=== Written problem ===
Exact reproduction of the data is required, with images excluded.

— begin Stored data —

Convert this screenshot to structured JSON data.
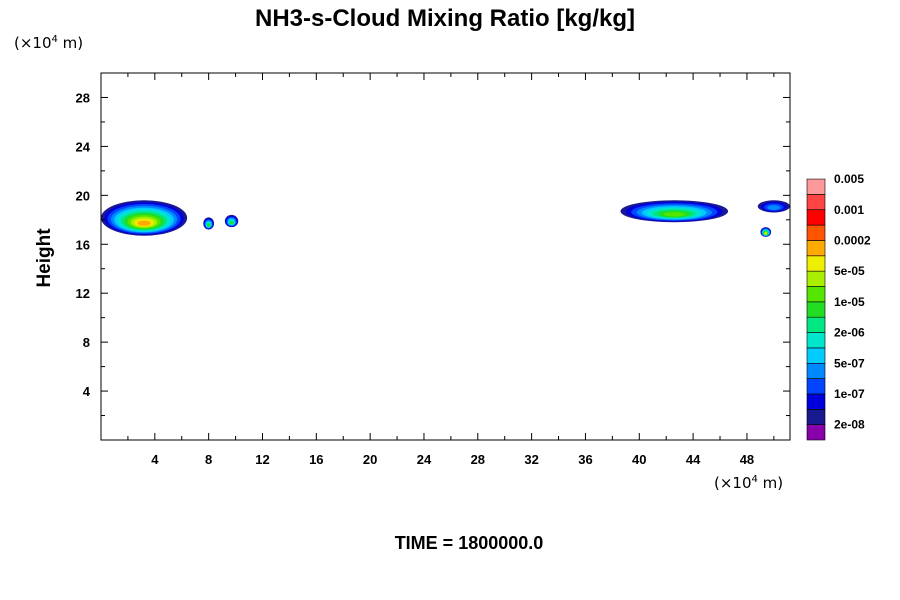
{
  "chart_data": {
    "type": "heatmap",
    "title": "NH3-s-Cloud Mixing Ratio [kg/kg]",
    "xlabel": "",
    "ylabel": "Height",
    "x_unit": {
      "prefix": "(×10",
      "exponent": "4",
      "suffix": " m)"
    },
    "y_unit": {
      "prefix": "(×10",
      "exponent": "4",
      "suffix": " m)"
    },
    "xlim": [
      0,
      51.2
    ],
    "ylim": [
      0,
      30
    ],
    "x_ticks": [
      4,
      8,
      12,
      16,
      20,
      24,
      28,
      32,
      36,
      40,
      44,
      48
    ],
    "x_tick_labels": [
      "4",
      "8",
      "12",
      "16",
      "20",
      "24",
      "28",
      "32",
      "36",
      "40",
      "44",
      "48"
    ],
    "y_ticks": [
      4,
      8,
      12,
      16,
      20,
      24,
      28
    ],
    "y_tick_labels": [
      "4",
      "8",
      "12",
      "16",
      "20",
      "24",
      "28"
    ],
    "grid": false,
    "legend_placement": "right",
    "colorbar": {
      "colors": [
        "#8800aa",
        "#1a1a90",
        "#0000dd",
        "#0044ff",
        "#0088ff",
        "#00ccff",
        "#00e6cc",
        "#00e680",
        "#22dd22",
        "#55e600",
        "#aaee00",
        "#eeee00",
        "#ffaa00",
        "#ff5500",
        "#ff0000",
        "#ff4444",
        "#ff9999"
      ],
      "labels": [
        "2e-08",
        "1e-07",
        "5e-07",
        "2e-06",
        "1e-05",
        "5e-05",
        "0.0002",
        "0.001",
        "0.005"
      ]
    },
    "cloud_regions": [
      {
        "x": [
          0,
          6.4
        ],
        "y": [
          16.7,
          19.6
        ],
        "peak_level": 12,
        "description_level": "0.0002"
      },
      {
        "x": [
          7.6,
          8.4
        ],
        "y": [
          17.2,
          18.2
        ],
        "peak_level": 8
      },
      {
        "x": [
          9.2,
          10.2
        ],
        "y": [
          17.4,
          18.4
        ],
        "peak_level": 8
      },
      {
        "x": [
          38.6,
          46.6
        ],
        "y": [
          17.8,
          19.6
        ],
        "peak_level": 9
      },
      {
        "x": [
          48.8,
          51.2
        ],
        "y": [
          18.6,
          19.6
        ],
        "peak_level": 4
      },
      {
        "x": [
          49.0,
          49.8
        ],
        "y": [
          16.6,
          17.4
        ],
        "peak_level": 11
      }
    ],
    "footer": "TIME = 1800000.0"
  }
}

— end Stored data —

=== Answer to the task ===
Convert this screenshot to structured JSON data.
{
  "chart_data": {
    "type": "heatmap",
    "title": "NH3-s-Cloud Mixing Ratio [kg/kg]",
    "xlabel": "",
    "ylabel": "Height",
    "x_unit": {
      "prefix": "(×10",
      "exponent": "4",
      "suffix": " m)"
    },
    "y_unit": {
      "prefix": "(×10",
      "exponent": "4",
      "suffix": " m)"
    },
    "xlim": [
      0,
      51.2
    ],
    "ylim": [
      0,
      30
    ],
    "x_ticks": [
      4,
      8,
      12,
      16,
      20,
      24,
      28,
      32,
      36,
      40,
      44,
      48
    ],
    "x_tick_labels": [
      "4",
      "8",
      "12",
      "16",
      "20",
      "24",
      "28",
      "32",
      "36",
      "40",
      "44",
      "48"
    ],
    "y_ticks": [
      4,
      8,
      12,
      16,
      20,
      24,
      28
    ],
    "y_tick_labels": [
      "4",
      "8",
      "12",
      "16",
      "20",
      "24",
      "28"
    ],
    "grid": false,
    "legend_placement": "right",
    "colorbar": {
      "colors": [
        "#8800aa",
        "#1a1a90",
        "#0000dd",
        "#0044ff",
        "#0088ff",
        "#00ccff",
        "#00e6cc",
        "#00e680",
        "#22dd22",
        "#55e600",
        "#aaee00",
        "#eeee00",
        "#ffaa00",
        "#ff5500",
        "#ff0000",
        "#ff4444",
        "#ff9999"
      ],
      "labels": [
        "2e-08",
        "1e-07",
        "5e-07",
        "2e-06",
        "1e-05",
        "5e-05",
        "0.0002",
        "0.001",
        "0.005"
      ]
    },
    "cloud_regions": [
      {
        "x": [
          0,
          6.4
        ],
        "y": [
          16.7,
          19.6
        ],
        "peak_level": 12,
        "description_level": "0.0002"
      },
      {
        "x": [
          7.6,
          8.4
        ],
        "y": [
          17.2,
          18.2
        ],
        "peak_level": 8
      },
      {
        "x": [
          9.2,
          10.2
        ],
        "y": [
          17.4,
          18.4
        ],
        "peak_level": 8
      },
      {
        "x": [
          38.6,
          46.6
        ],
        "y": [
          17.8,
          19.6
        ],
        "peak_level": 9
      },
      {
        "x": [
          48.8,
          51.2
        ],
        "y": [
          18.6,
          19.6
        ],
        "peak_level": 4
      },
      {
        "x": [
          49.0,
          49.8
        ],
        "y": [
          16.6,
          17.4
        ],
        "peak_level": 11
      }
    ],
    "footer": "TIME = 1800000.0"
  }
}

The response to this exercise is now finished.